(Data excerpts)
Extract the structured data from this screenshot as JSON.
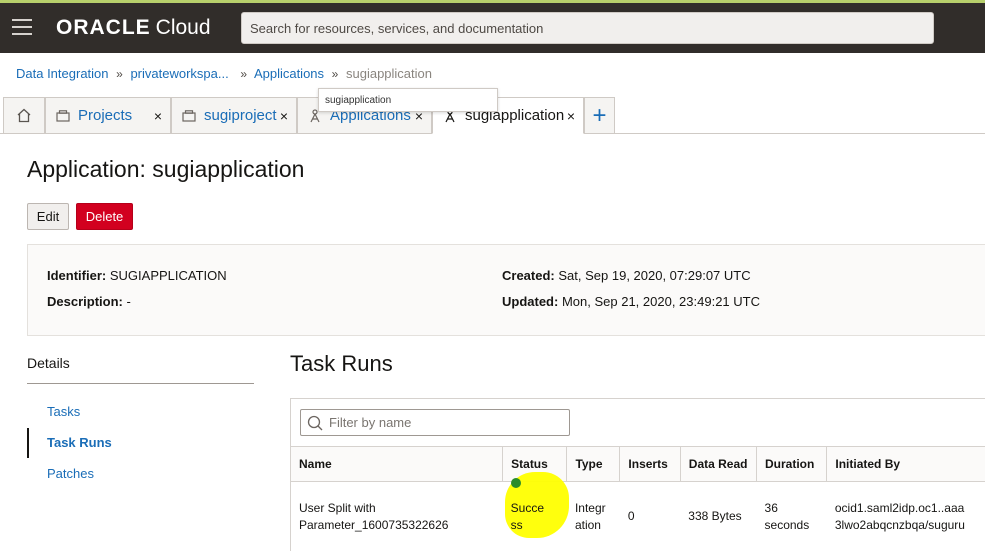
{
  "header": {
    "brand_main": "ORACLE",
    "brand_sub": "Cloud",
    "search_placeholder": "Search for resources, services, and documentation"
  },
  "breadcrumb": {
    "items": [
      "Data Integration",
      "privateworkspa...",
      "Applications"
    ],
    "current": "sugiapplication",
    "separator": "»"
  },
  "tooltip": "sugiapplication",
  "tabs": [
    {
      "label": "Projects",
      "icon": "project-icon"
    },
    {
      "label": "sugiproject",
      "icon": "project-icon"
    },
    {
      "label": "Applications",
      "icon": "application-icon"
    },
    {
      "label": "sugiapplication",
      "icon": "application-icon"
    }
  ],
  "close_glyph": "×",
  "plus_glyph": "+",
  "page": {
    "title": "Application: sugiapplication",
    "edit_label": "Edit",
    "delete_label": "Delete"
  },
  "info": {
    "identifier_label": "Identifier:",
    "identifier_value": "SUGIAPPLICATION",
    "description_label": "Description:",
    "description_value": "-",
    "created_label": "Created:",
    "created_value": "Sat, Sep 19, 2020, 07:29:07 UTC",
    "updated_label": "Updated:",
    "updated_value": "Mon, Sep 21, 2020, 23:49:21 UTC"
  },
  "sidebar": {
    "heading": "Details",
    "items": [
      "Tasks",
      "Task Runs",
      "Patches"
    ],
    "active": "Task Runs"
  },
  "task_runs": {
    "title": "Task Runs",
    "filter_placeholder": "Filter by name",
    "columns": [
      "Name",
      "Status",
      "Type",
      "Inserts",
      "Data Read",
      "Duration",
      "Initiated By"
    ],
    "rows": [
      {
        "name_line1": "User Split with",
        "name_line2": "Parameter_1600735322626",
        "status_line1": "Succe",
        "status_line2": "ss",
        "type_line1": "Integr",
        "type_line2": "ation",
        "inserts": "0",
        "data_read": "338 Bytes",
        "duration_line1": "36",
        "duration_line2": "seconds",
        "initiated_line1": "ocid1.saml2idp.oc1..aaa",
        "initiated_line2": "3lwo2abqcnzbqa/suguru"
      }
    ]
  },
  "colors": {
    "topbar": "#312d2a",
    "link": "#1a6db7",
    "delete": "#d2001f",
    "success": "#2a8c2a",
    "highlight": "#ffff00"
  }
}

**AIM OF THE EXERCISE:**
Transcribe all entries above exactly. Drop the pictures.

**OUTPUT FOR THIS EXERCISE:**
Extract the structured data from this screenshot as JSON.
{
  "header": {
    "brand_main": "ORACLE",
    "brand_sub": "Cloud",
    "search_placeholder": "Search for resources, services, and documentation"
  },
  "breadcrumb": {
    "items": [
      "Data Integration",
      "privateworkspa...",
      "Applications"
    ],
    "current": "sugiapplication",
    "separator": "»"
  },
  "tooltip": "sugiapplication",
  "tabs": [
    {
      "label": "Projects",
      "icon": "project-icon"
    },
    {
      "label": "sugiproject",
      "icon": "project-icon"
    },
    {
      "label": "Applications",
      "icon": "application-icon"
    },
    {
      "label": "sugiapplication",
      "icon": "application-icon"
    }
  ],
  "close_glyph": "×",
  "plus_glyph": "+",
  "page": {
    "title": "Application: sugiapplication",
    "edit_label": "Edit",
    "delete_label": "Delete"
  },
  "info": {
    "identifier_label": "Identifier:",
    "identifier_value": "SUGIAPPLICATION",
    "description_label": "Description:",
    "description_value": "-",
    "created_label": "Created:",
    "created_value": "Sat, Sep 19, 2020, 07:29:07 UTC",
    "updated_label": "Updated:",
    "updated_value": "Mon, Sep 21, 2020, 23:49:21 UTC"
  },
  "sidebar": {
    "heading": "Details",
    "items": [
      "Tasks",
      "Task Runs",
      "Patches"
    ],
    "active": "Task Runs"
  },
  "task_runs": {
    "title": "Task Runs",
    "filter_placeholder": "Filter by name",
    "columns": [
      "Name",
      "Status",
      "Type",
      "Inserts",
      "Data Read",
      "Duration",
      "Initiated By"
    ],
    "rows": [
      {
        "name_line1": "User Split with",
        "name_line2": "Parameter_1600735322626",
        "status_line1": "Succe",
        "status_line2": "ss",
        "type_line1": "Integr",
        "type_line2": "ation",
        "inserts": "0",
        "data_read": "338 Bytes",
        "duration_line1": "36",
        "duration_line2": "seconds",
        "initiated_line1": "ocid1.saml2idp.oc1..aaa",
        "initiated_line2": "3lwo2abqcnzbqa/suguru"
      }
    ]
  },
  "colors": {
    "topbar": "#312d2a",
    "link": "#1a6db7",
    "delete": "#d2001f",
    "success": "#2a8c2a",
    "highlight": "#ffff00"
  }
}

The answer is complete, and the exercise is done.